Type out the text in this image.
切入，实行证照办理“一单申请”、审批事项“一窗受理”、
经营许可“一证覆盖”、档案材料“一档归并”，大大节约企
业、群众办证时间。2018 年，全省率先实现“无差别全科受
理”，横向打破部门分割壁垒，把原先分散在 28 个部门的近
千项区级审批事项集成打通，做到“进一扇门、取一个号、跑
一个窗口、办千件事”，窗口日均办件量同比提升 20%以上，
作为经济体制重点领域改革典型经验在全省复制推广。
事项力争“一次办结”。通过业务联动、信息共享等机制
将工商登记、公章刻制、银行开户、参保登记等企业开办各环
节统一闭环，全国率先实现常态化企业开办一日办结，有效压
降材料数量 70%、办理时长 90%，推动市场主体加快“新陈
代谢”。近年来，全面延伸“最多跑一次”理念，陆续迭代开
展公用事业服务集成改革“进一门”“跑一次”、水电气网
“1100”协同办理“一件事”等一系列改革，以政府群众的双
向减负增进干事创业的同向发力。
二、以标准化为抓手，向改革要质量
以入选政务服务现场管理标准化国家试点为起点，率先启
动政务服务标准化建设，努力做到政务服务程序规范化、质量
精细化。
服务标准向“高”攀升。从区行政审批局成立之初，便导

================

» **TASK GOAL**
Return the entries in full, keeping every line exactly as it is.

» **FINISHED ANSWER**
Type out the text in this image.
切入，实行证照办理“一单申请”、审批事项“一窗受理”、
经营许可“一证覆盖”、档案材料“一档归并”，大大节约企
业、群众办证时间。2018 年，全省率先实现“无差别全科受
理”，横向打破部门分割壁垒，把原先分散在 28 个部门的近
千项区级审批事项集成打通，做到“进一扇门、取一个号、跑
一个窗口、办千件事”，窗口日均办件量同比提升 20%以上，
作为经济体制重点领域改革典型经验在全省复制推广。
事项力争“一次办结”。通过业务联动、信息共享等机制
将工商登记、公章刻制、银行开户、参保登记等企业开办各环
节统一闭环，全国率先实现常态化企业开办一日办结，有效压
降材料数量 70%、办理时长 90%，推动市场主体加快“新陈
代谢”。近年来，全面延伸“最多跑一次”理念，陆续迭代开
展公用事业服务集成改革“进一门”“跑一次”、水电气网
“1100”协同办理“一件事”等一系列改革，以政府群众的双
向减负增进干事创业的同向发力。
二、以标准化为抓手，向改革要质量
以入选政务服务现场管理标准化国家试点为起点，率先启
动政务服务标准化建设，努力做到政务服务程序规范化、质量
精细化。
服务标准向“高”攀升。从区行政审批局成立之初，便导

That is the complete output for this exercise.